## STATED EXERCISE
Using the listing below, extract each line that has the word "oferi" in it.

## INPUT ROWS
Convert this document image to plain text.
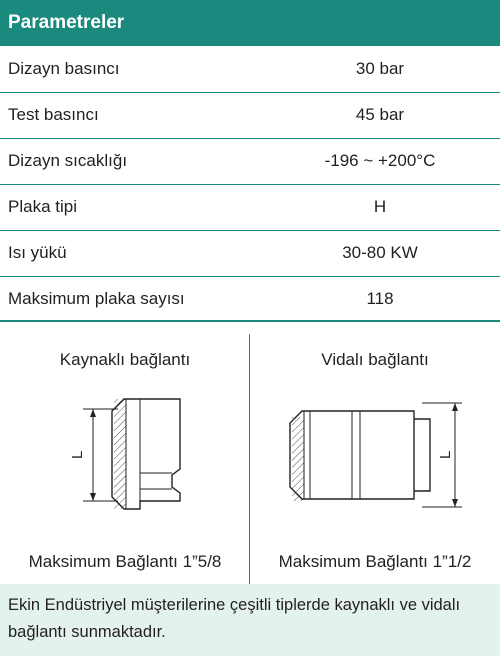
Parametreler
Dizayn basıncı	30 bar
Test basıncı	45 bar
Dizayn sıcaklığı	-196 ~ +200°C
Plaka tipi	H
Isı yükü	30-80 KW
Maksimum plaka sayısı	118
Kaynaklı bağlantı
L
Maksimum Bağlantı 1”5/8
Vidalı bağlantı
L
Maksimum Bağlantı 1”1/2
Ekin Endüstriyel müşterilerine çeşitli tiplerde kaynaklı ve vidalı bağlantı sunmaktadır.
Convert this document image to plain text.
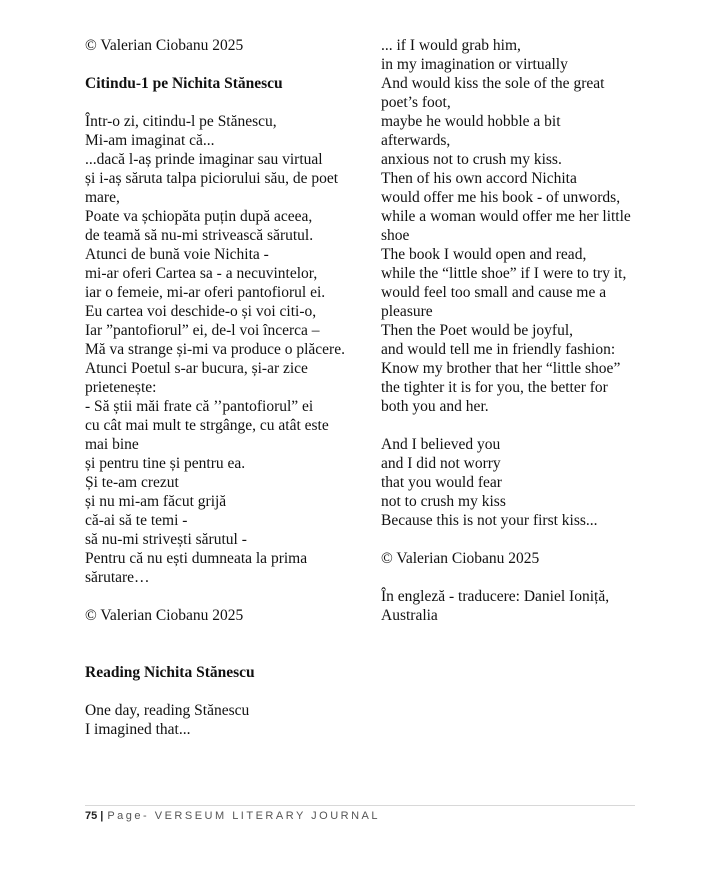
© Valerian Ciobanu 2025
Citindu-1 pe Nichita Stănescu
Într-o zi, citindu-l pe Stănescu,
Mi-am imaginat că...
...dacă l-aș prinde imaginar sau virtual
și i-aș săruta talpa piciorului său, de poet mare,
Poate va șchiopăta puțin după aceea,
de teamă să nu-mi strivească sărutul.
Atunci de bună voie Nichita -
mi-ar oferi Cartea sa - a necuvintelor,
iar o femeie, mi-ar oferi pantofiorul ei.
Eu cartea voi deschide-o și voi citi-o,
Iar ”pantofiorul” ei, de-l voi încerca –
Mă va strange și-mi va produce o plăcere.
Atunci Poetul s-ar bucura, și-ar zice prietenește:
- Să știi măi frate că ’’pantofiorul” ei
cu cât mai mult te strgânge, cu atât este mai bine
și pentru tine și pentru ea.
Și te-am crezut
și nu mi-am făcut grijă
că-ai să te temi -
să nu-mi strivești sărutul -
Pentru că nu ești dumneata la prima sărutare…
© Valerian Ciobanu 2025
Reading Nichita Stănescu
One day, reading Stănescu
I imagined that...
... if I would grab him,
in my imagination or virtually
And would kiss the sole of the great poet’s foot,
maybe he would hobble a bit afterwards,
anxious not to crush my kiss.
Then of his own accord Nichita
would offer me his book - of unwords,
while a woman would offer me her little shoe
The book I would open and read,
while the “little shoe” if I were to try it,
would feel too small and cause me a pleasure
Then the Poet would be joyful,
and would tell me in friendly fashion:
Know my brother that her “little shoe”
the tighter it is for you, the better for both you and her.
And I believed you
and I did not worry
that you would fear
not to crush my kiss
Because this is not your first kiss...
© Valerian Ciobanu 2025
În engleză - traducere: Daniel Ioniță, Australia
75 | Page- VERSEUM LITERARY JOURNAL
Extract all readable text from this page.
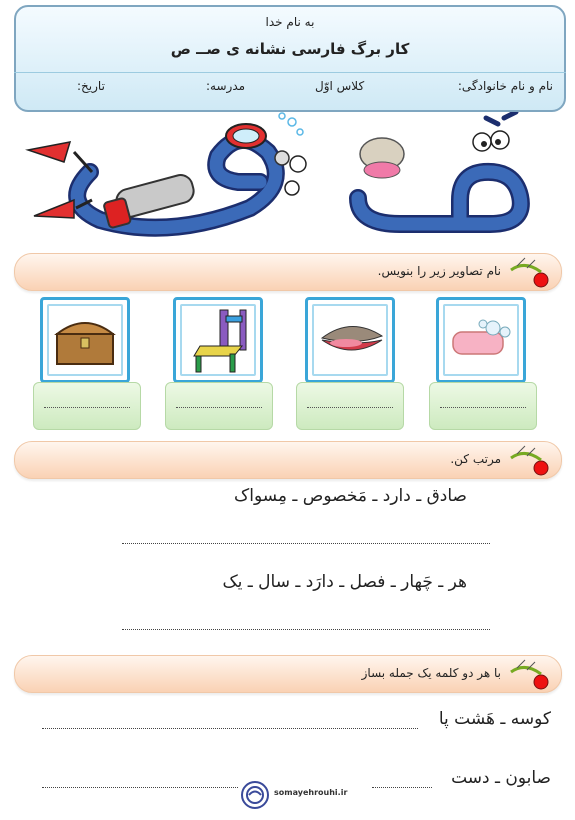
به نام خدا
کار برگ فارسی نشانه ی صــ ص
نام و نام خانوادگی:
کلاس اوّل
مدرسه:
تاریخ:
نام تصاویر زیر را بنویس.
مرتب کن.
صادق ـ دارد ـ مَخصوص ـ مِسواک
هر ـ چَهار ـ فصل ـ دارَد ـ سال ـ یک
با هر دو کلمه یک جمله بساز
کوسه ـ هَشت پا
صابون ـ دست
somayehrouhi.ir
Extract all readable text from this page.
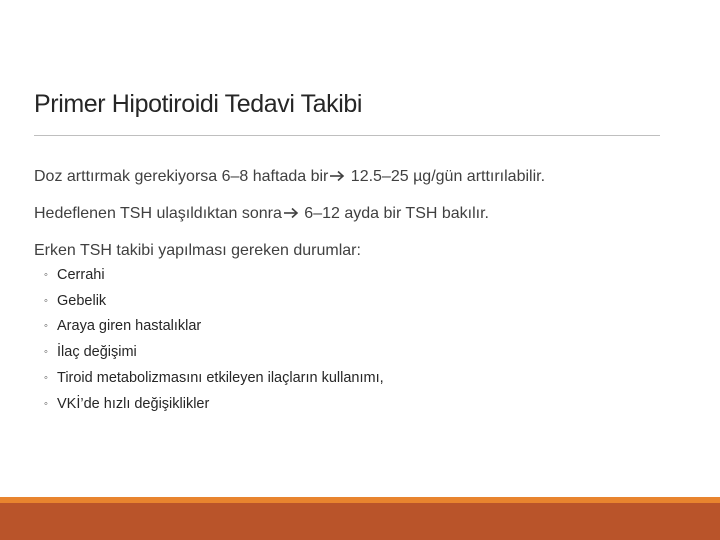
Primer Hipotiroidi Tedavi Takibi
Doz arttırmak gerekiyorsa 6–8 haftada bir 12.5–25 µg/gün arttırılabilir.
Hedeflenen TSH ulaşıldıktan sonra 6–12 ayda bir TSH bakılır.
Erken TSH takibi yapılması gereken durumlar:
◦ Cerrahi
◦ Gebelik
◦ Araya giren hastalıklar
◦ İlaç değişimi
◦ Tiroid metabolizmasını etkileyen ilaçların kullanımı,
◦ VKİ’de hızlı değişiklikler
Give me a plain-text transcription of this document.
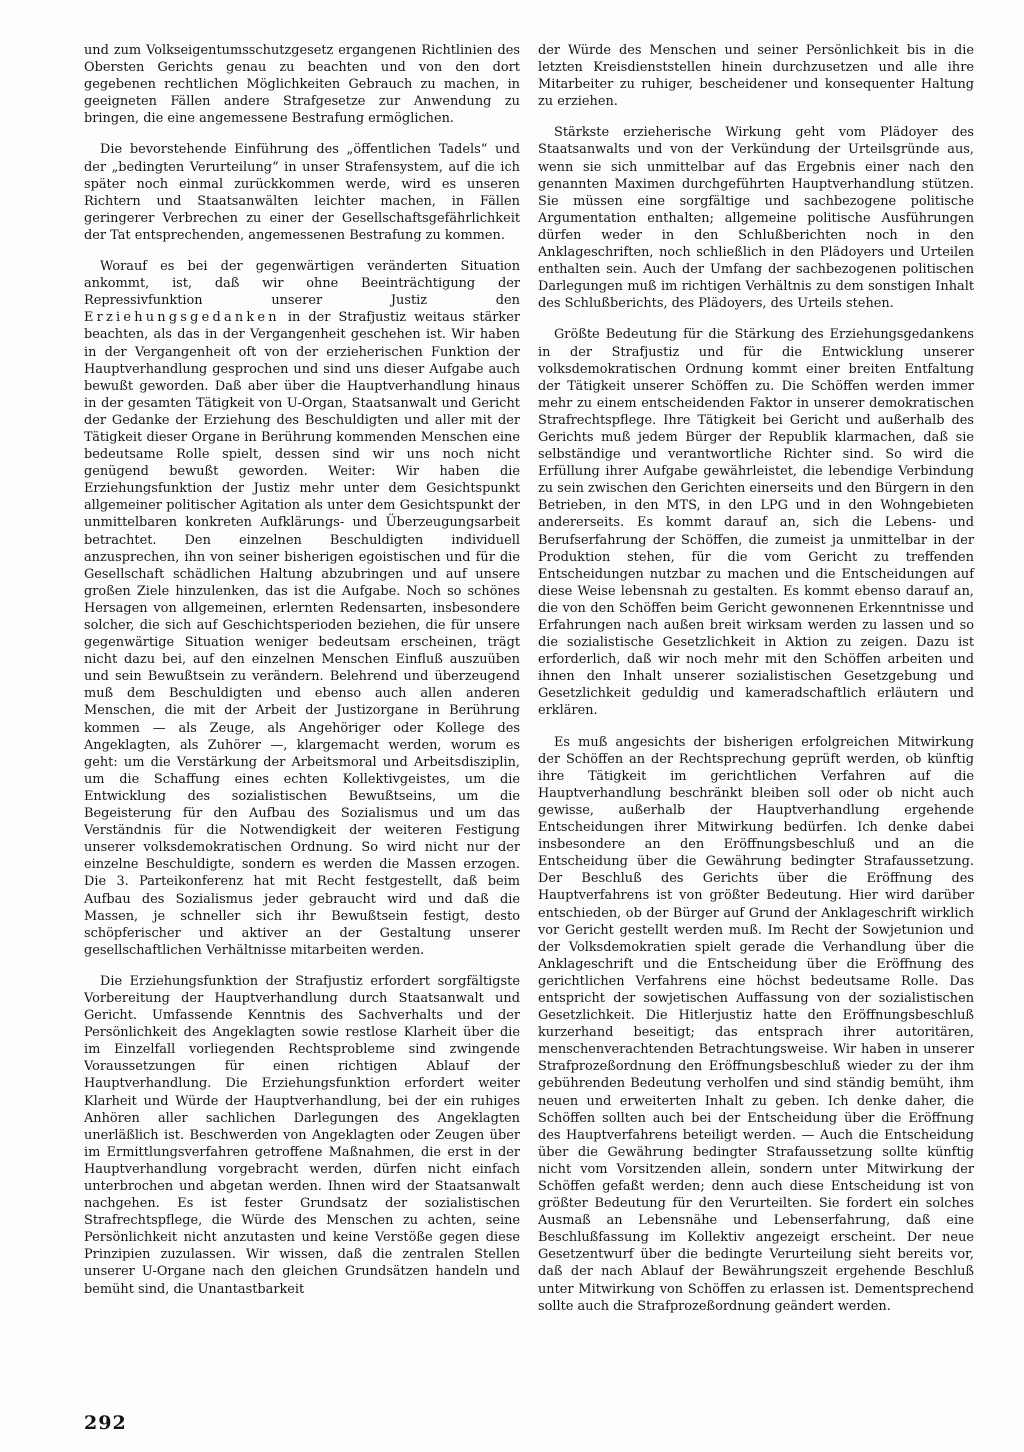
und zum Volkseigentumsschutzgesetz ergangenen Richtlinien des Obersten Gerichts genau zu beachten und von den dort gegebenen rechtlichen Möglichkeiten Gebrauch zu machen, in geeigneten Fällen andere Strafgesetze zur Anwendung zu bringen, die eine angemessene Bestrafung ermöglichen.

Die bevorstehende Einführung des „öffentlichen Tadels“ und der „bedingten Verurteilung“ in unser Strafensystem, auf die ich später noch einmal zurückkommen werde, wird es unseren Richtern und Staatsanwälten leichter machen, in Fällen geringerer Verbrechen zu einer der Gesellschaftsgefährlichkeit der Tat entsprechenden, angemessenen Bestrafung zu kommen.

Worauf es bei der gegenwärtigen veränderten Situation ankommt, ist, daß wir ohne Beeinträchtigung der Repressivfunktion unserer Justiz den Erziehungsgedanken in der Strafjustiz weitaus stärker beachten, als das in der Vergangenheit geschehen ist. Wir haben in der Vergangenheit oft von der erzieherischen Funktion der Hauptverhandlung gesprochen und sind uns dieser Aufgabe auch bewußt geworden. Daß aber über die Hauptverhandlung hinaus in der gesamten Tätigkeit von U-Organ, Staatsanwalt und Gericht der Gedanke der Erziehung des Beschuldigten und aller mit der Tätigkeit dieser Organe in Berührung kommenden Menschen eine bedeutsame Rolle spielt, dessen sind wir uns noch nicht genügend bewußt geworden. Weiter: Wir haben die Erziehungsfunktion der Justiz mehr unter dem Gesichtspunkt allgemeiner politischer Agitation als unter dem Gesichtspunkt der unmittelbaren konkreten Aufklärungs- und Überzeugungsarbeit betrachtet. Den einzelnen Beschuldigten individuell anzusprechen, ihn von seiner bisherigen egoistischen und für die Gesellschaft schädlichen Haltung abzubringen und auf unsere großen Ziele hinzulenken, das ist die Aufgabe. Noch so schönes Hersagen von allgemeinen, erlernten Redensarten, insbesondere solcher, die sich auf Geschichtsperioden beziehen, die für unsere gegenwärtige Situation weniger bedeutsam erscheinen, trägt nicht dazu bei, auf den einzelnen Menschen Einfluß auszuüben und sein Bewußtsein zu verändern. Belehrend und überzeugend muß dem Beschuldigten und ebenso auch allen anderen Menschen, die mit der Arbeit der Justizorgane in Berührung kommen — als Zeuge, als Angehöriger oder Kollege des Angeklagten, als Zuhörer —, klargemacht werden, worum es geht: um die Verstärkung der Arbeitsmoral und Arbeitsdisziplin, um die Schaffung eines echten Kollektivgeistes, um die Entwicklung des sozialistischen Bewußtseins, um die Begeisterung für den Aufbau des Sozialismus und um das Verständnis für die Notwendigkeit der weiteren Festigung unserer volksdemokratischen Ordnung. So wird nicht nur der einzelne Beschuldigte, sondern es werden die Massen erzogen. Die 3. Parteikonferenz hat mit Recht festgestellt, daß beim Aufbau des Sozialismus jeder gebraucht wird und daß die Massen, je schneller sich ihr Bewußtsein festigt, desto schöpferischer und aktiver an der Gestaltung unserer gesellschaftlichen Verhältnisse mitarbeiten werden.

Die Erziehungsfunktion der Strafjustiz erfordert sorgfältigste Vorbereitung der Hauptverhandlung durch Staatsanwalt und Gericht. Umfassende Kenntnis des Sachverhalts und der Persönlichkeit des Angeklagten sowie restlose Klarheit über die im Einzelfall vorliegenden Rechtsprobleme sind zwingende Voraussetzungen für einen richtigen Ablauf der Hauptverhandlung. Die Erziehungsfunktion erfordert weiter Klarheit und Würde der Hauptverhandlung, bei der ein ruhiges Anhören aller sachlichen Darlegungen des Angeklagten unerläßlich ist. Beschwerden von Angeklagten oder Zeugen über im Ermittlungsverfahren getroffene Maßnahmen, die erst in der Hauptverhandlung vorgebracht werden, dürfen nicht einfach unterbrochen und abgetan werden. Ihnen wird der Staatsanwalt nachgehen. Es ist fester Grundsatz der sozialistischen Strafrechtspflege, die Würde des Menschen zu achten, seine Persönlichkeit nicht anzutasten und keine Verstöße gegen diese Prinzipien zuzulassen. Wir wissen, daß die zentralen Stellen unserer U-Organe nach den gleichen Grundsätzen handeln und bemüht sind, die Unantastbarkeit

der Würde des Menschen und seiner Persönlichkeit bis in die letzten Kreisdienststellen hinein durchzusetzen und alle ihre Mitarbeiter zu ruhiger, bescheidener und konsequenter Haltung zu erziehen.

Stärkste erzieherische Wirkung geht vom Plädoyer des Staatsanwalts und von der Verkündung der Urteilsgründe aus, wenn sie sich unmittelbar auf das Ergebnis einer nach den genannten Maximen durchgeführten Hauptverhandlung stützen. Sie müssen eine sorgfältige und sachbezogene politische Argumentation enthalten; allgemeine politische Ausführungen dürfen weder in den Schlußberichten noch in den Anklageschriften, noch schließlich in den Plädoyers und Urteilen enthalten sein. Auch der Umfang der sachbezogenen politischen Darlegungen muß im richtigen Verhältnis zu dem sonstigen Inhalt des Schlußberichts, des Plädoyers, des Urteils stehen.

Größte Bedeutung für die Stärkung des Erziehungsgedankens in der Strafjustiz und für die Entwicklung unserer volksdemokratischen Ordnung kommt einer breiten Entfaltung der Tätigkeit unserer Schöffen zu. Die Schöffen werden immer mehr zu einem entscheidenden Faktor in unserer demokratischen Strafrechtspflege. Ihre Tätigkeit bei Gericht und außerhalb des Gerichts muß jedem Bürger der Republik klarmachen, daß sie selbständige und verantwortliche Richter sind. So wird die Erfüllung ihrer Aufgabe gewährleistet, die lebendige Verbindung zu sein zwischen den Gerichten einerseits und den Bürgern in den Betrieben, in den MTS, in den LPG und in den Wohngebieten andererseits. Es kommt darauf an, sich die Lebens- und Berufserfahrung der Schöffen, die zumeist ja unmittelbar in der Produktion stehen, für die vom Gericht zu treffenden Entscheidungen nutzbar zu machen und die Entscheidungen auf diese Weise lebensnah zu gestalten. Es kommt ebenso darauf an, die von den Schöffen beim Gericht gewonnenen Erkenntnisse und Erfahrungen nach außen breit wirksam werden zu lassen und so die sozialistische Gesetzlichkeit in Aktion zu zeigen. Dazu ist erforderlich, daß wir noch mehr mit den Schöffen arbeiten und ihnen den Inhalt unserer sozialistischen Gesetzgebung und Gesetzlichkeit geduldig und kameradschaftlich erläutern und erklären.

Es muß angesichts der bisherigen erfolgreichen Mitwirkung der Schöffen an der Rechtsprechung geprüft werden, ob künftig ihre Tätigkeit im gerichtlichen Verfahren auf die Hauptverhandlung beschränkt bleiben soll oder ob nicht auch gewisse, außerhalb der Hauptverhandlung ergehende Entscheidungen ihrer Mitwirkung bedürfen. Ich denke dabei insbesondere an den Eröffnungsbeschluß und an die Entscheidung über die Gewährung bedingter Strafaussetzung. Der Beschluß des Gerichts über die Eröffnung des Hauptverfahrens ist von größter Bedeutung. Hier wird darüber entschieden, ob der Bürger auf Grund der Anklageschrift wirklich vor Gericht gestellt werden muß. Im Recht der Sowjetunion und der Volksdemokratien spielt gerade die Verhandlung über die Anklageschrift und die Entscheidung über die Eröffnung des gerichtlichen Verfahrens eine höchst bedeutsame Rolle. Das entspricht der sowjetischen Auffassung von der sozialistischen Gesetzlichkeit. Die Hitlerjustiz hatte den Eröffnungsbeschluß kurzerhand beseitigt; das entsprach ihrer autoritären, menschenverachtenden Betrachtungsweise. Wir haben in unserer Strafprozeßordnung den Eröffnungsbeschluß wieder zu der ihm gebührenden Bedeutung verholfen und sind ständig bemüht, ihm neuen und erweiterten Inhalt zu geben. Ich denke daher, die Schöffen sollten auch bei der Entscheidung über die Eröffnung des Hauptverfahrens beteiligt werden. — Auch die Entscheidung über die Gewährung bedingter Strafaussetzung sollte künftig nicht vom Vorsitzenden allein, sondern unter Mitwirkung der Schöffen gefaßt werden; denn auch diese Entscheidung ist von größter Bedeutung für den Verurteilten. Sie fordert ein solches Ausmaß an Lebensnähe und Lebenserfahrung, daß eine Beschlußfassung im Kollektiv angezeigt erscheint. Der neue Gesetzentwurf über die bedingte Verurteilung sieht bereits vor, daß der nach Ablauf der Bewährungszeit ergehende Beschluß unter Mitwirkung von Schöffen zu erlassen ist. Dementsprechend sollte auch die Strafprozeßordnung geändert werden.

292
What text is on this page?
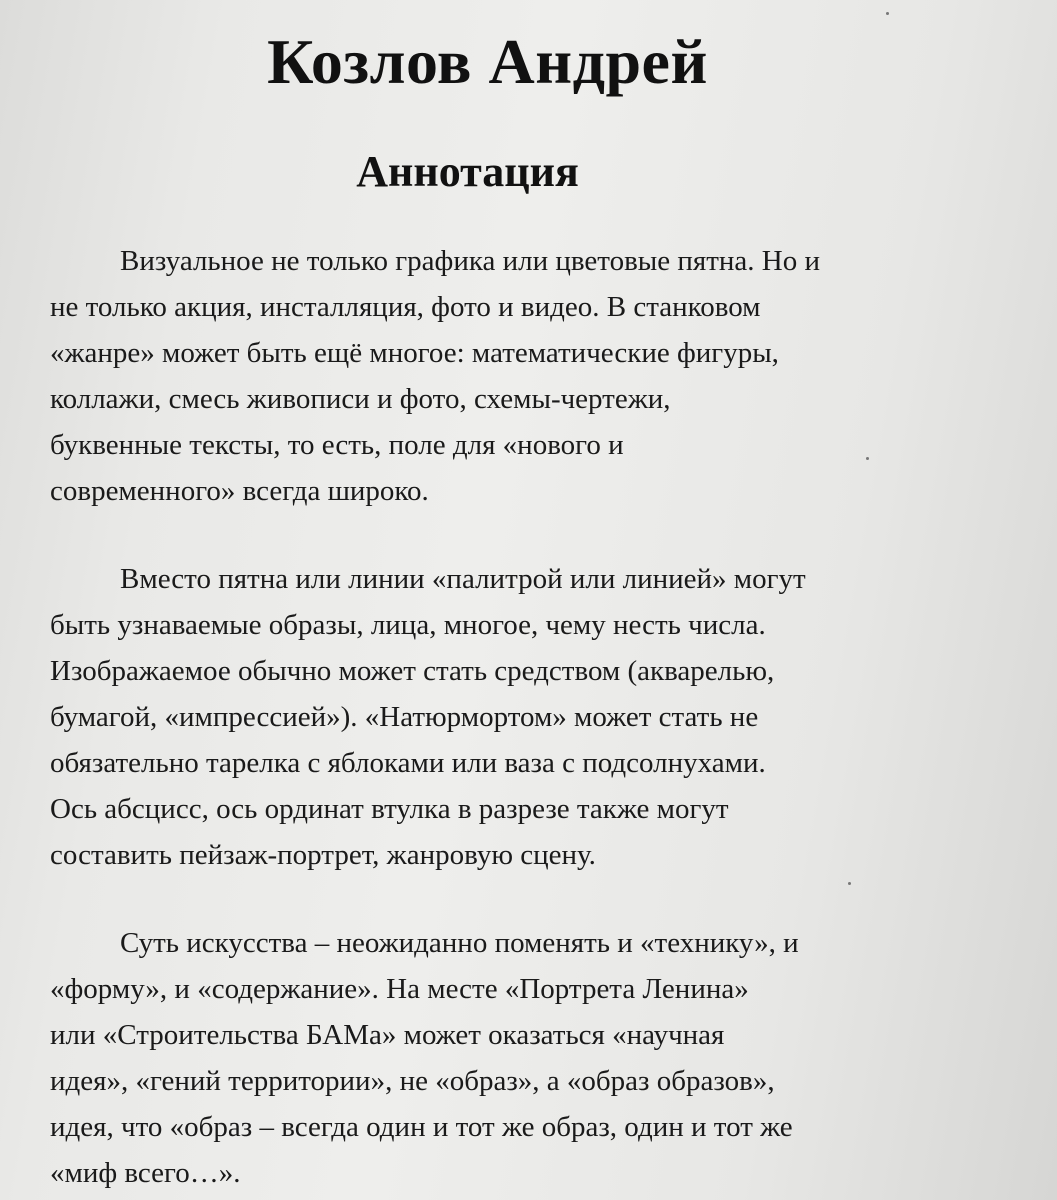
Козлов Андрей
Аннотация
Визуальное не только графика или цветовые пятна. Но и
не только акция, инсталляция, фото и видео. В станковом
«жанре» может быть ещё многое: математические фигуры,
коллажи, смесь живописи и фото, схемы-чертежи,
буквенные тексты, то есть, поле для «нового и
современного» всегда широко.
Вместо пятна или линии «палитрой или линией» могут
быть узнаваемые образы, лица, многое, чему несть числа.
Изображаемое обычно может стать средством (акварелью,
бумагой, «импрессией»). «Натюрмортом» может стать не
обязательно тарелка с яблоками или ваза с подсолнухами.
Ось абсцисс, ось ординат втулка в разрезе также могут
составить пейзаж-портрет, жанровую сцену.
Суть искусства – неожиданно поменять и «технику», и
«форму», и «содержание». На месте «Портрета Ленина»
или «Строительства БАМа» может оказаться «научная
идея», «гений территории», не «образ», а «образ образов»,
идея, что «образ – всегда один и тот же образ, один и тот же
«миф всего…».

## SOLUTION TO THIS PROBLEM
mi-ar oferi Cartea sa - a necuvintelor,
iar o femeie, mi-ar oferi pantofiorul ei.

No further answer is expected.